(Source data)

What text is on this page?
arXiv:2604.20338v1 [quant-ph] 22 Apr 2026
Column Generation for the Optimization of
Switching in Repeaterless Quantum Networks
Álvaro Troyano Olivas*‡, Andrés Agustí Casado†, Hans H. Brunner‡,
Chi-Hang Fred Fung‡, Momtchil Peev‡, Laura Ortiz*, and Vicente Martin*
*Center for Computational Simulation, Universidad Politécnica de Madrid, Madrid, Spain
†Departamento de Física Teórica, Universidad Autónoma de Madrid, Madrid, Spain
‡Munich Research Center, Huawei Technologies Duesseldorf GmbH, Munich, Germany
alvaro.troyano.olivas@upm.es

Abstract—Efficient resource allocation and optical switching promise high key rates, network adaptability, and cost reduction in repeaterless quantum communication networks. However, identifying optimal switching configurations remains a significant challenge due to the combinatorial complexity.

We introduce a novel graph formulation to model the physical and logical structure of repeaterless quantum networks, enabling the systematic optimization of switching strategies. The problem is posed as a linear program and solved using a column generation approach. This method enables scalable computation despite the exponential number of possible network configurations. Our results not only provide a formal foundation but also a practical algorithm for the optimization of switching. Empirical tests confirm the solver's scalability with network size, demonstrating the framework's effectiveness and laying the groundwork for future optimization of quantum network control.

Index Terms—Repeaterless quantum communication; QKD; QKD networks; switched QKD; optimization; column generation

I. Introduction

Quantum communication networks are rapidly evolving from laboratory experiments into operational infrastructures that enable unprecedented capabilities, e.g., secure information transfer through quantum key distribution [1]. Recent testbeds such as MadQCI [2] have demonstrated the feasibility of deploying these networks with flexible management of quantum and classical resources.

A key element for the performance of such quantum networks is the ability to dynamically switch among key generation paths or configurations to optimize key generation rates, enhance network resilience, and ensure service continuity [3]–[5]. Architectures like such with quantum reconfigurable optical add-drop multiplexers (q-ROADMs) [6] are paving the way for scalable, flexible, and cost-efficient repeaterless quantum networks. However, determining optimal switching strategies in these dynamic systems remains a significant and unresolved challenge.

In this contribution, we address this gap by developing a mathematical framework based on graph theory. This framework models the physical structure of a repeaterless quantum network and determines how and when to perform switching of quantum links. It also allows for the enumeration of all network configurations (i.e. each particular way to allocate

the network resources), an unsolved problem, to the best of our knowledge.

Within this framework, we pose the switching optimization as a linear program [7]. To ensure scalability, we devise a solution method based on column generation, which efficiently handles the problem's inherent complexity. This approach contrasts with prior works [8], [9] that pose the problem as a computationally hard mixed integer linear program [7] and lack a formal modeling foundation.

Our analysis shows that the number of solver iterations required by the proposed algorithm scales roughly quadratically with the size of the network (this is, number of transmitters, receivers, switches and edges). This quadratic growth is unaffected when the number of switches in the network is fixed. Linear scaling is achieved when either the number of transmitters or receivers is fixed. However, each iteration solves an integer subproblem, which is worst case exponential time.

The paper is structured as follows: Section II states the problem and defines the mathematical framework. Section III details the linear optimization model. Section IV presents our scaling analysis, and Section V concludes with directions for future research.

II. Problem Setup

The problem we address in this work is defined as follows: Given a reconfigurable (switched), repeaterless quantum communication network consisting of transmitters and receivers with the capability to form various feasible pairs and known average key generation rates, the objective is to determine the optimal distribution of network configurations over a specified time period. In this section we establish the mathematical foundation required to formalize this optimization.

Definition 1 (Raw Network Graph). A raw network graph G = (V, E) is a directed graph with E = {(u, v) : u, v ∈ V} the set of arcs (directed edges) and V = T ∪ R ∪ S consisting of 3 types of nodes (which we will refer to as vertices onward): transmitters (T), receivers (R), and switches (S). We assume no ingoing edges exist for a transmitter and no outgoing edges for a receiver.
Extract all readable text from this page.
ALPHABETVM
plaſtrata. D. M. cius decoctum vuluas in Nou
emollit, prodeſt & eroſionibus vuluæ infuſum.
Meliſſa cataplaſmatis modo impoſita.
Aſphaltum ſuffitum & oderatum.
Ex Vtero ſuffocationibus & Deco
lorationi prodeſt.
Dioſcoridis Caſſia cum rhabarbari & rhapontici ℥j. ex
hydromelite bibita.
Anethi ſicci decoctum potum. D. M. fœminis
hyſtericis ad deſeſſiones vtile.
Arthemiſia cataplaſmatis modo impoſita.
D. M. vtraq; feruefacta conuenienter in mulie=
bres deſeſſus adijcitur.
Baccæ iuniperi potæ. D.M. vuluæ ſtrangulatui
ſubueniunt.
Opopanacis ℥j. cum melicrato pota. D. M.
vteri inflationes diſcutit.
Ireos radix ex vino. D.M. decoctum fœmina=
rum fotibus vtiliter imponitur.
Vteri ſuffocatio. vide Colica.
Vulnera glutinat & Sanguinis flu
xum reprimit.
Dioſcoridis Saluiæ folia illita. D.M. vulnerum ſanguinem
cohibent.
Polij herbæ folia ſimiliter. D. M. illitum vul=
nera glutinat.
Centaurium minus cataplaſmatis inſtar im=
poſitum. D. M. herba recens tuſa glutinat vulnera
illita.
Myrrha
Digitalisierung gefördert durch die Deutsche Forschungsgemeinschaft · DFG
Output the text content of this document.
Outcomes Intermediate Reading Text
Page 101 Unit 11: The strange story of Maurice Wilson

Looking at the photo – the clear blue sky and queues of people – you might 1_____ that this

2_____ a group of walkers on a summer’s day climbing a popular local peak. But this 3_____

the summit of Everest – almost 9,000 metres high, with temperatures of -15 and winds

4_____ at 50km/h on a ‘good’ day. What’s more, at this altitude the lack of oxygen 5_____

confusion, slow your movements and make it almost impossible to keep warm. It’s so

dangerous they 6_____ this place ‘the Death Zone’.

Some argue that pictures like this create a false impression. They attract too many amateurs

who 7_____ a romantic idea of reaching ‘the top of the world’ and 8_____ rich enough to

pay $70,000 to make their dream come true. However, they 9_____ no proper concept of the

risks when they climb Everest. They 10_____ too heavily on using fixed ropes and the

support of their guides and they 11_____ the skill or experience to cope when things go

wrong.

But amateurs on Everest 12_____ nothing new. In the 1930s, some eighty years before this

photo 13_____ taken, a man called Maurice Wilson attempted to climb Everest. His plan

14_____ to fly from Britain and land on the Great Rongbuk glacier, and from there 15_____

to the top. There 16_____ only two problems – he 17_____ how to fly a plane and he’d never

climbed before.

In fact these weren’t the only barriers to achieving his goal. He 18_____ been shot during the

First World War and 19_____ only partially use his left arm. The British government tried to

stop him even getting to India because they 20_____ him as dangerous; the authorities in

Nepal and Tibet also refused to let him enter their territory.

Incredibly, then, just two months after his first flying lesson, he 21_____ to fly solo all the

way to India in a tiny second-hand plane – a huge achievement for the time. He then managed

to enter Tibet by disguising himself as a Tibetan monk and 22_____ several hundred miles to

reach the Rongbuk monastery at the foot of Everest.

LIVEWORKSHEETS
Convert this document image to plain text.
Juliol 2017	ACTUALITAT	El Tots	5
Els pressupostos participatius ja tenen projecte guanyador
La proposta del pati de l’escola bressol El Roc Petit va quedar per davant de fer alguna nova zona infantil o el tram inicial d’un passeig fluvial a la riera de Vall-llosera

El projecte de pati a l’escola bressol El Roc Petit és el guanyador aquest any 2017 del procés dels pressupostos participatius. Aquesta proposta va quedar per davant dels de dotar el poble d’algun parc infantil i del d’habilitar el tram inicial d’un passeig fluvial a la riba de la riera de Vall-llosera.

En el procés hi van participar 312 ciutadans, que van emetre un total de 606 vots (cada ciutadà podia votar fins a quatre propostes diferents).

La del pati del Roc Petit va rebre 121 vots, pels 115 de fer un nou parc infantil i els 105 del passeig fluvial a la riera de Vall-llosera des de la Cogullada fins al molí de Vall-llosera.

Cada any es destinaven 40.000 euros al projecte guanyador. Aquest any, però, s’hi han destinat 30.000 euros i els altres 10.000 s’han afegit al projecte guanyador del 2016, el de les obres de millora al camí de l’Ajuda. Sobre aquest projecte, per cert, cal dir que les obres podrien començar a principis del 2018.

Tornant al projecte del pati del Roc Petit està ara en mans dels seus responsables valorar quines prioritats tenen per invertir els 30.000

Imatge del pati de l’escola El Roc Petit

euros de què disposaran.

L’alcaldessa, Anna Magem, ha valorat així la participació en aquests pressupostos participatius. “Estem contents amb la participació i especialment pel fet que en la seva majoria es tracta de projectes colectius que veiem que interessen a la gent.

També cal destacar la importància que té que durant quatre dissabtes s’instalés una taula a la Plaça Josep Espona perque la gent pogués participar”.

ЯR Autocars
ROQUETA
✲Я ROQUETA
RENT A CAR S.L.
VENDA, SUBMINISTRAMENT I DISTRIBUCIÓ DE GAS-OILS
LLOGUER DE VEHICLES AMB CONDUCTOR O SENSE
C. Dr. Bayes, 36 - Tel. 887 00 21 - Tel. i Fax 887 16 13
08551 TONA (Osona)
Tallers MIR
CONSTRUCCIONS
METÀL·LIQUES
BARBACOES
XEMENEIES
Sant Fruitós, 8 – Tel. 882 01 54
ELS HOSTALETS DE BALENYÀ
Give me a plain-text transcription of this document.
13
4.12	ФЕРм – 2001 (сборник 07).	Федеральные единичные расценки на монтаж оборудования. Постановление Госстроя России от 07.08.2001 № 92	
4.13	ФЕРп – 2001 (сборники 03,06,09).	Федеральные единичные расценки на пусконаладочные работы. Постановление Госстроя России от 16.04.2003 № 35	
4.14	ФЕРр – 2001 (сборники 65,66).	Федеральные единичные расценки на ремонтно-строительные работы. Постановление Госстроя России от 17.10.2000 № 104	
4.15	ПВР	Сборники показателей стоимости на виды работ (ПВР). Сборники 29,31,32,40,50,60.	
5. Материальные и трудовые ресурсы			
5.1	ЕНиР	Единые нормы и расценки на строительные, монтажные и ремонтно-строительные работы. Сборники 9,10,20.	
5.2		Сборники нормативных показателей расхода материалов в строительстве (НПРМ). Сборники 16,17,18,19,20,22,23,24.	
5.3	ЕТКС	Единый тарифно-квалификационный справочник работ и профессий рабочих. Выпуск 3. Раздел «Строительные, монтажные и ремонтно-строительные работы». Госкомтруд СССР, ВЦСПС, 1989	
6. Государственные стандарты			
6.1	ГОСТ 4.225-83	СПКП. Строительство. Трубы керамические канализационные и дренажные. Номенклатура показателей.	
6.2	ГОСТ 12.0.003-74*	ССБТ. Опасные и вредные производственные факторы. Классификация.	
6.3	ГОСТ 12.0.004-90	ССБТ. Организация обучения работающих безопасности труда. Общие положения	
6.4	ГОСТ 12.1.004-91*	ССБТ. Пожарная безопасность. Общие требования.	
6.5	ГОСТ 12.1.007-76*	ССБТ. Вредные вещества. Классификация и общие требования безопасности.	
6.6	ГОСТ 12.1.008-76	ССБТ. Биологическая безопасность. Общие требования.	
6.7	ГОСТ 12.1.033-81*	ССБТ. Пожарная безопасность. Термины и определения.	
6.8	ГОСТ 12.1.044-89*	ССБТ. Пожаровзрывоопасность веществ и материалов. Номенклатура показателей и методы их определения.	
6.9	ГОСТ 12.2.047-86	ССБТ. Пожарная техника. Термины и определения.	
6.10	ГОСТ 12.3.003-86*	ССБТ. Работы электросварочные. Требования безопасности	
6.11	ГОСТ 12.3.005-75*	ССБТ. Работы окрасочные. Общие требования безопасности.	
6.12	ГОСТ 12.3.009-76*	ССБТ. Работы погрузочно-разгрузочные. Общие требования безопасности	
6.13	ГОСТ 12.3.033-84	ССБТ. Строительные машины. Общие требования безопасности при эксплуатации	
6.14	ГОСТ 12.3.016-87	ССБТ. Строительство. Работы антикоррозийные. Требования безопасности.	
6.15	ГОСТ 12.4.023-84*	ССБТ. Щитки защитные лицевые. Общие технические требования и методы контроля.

* [PROBLEM REQUIREMENTS]:
From the listing, copy each line containing the word "России".

* [FINAL ANSWER]:
4.12	ФЕРм – 2001 (сборник 07).	Федеральные единичные расценки на монтаж оборудования. Постановление Госстроя России от 07.08.2001 № 92	
4.13	ФЕРп – 2001 (сборники 03,06,09).	Федеральные единичные расценки на пусконаладочные работы. Постановление Госстроя России от 16.04.2003 № 35	
4.14	ФЕРр – 2001 (сборники 65,66).	Федеральные единичные расценки на ремонтно-строительные работы. Постановление Госстроя России от 17.10.2000 № 104	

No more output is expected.